--- REQUIRED WORK ---
Return each line of the records that contains the word "point". Treat case as significant.

--- WORKING DATA ---

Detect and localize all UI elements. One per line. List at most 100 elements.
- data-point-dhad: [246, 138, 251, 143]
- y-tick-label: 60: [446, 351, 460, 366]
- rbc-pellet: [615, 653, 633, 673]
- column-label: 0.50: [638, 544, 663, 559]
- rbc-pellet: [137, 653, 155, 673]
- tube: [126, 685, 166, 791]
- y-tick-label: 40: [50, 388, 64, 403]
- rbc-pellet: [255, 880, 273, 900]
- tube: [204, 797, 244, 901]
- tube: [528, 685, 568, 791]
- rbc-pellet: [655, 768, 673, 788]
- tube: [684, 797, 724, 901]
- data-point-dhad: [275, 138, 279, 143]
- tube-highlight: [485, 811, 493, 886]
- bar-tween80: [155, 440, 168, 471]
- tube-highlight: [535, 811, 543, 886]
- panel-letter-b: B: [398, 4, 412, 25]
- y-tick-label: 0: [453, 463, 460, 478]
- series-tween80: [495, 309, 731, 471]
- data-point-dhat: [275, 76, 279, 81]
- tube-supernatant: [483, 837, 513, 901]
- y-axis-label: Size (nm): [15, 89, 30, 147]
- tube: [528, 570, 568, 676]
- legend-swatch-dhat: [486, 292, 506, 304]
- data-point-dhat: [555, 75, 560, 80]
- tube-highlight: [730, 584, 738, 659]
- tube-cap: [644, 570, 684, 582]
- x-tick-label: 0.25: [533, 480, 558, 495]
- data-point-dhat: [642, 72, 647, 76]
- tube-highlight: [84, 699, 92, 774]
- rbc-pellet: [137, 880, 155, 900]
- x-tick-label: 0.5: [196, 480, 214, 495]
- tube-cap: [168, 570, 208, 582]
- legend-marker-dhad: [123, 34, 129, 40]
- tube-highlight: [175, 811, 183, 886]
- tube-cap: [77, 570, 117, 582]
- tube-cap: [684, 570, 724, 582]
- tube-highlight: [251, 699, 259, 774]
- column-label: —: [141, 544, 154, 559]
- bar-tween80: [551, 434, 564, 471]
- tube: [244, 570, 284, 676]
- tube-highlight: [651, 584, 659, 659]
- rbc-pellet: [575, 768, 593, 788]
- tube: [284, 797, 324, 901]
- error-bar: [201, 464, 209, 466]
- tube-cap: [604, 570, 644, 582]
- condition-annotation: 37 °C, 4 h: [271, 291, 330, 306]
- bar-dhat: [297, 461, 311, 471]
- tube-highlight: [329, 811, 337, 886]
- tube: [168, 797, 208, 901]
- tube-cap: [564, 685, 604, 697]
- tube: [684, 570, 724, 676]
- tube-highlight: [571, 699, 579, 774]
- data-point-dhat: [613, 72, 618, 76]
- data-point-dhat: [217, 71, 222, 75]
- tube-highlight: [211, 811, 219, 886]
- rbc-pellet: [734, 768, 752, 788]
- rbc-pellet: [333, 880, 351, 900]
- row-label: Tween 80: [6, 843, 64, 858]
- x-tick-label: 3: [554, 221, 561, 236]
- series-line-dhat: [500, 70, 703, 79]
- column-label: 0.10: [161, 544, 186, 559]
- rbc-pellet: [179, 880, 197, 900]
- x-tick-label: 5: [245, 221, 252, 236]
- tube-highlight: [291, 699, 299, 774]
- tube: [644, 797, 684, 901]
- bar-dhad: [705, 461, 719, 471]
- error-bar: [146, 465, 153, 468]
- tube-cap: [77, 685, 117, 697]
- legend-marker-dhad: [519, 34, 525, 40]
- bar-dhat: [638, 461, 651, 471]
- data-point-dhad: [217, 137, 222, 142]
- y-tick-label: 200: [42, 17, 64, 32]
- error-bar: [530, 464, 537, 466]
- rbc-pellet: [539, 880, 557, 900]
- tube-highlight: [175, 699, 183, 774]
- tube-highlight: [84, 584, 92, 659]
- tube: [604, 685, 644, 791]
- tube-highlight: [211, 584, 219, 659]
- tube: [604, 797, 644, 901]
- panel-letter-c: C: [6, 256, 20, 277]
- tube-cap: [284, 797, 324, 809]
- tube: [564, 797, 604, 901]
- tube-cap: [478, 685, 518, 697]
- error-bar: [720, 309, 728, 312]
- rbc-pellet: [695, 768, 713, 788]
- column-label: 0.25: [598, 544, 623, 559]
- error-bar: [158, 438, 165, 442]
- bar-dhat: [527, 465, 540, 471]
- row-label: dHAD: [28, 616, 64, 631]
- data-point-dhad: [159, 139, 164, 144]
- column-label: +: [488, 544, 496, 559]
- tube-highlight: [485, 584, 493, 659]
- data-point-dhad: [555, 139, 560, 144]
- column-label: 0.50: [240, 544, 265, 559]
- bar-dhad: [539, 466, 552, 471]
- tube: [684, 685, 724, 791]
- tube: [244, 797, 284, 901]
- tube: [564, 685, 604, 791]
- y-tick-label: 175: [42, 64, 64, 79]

--- ANSWER FOR THE TASK ---
- data-point-dhad: [246, 138, 251, 143]
- data-point-dhad: [275, 138, 279, 143]
- data-point-dhat: [275, 76, 279, 81]
- data-point-dhat: [555, 75, 560, 80]
- data-point-dhat: [642, 72, 647, 76]
- data-point-dhat: [613, 72, 618, 76]
- data-point-dhat: [217, 71, 222, 75]
- data-point-dhad: [217, 137, 222, 142]
- data-point-dhad: [159, 139, 164, 144]
- data-point-dhad: [555, 139, 560, 144]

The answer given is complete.